Requirements -
Print all the records exactly, please.

Exercise materials -
■ ■ ■

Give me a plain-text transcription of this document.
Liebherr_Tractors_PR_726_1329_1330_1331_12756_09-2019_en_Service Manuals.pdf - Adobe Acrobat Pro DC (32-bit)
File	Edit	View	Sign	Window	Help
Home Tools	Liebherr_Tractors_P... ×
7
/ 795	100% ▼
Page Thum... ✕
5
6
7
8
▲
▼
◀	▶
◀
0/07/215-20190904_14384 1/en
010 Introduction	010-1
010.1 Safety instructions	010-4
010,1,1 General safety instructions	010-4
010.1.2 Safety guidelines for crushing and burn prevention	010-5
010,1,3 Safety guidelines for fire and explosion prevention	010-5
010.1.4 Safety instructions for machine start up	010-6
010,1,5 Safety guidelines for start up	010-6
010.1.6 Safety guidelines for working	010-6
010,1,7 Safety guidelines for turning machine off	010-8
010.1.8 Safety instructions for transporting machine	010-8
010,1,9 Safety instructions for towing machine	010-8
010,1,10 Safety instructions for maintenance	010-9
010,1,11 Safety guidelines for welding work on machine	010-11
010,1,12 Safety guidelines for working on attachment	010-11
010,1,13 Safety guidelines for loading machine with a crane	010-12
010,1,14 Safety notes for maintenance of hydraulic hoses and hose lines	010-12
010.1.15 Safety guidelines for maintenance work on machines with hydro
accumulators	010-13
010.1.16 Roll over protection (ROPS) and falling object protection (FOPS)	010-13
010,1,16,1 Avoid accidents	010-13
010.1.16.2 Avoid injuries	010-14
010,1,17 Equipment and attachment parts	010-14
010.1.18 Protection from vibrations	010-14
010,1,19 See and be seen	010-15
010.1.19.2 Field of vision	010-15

■ ■ ■

Problem solution -
Give me a plain-text transcription of this document.
Liebherr_Tractors_PR_726_1329_1330_1331_12756_09-2019_en_Service Manuals.pdf - Adobe Acrobat Pro DC (32-bit)
File	Edit	View	Sign	Window	Help
Home Tools	Liebherr_Tractors_P... ×
7
/ 795	100% ▼
Page Thum... ✕
5
6
7
8
▲
▼
◀	▶
◀
0/07/215-20190904_14384 1/en
010 Introduction	010-1
010.1 Safety instructions	010-4
010,1,1 General safety instructions	010-4
010.1.2 Safety guidelines for crushing and burn prevention	010-5
010,1,3 Safety guidelines for fire and explosion prevention	010-5
010.1.4 Safety instructions for machine start up	010-6
010,1,5 Safety guidelines for start up	010-6
010.1.6 Safety guidelines for working	010-6
010,1,7 Safety guidelines for turning machine off	010-8
010.1.8 Safety instructions for transporting machine	010-8
010,1,9 Safety instructions for towing machine	010-8
010,1,10 Safety instructions for maintenance	010-9
010,1,11 Safety guidelines for welding work on machine	010-11
010,1,12 Safety guidelines for working on attachment	010-11
010,1,13 Safety guidelines for loading machine with a crane	010-12
010,1,14 Safety notes for maintenance of hydraulic hoses and hose lines	010-12
010.1.15 Safety guidelines for maintenance work on machines with hydro
accumulators	010-13
010.1.16 Roll over protection (ROPS) and falling object protection (FOPS)	010-13
010,1,16,1 Avoid accidents	010-13
010.1.16.2 Avoid injuries	010-14
010,1,17 Equipment and attachment parts	010-14
010.1.18 Protection from vibrations	010-14
010,1,19 See and be seen	010-15
010.1.19.2 Field of vision	010-15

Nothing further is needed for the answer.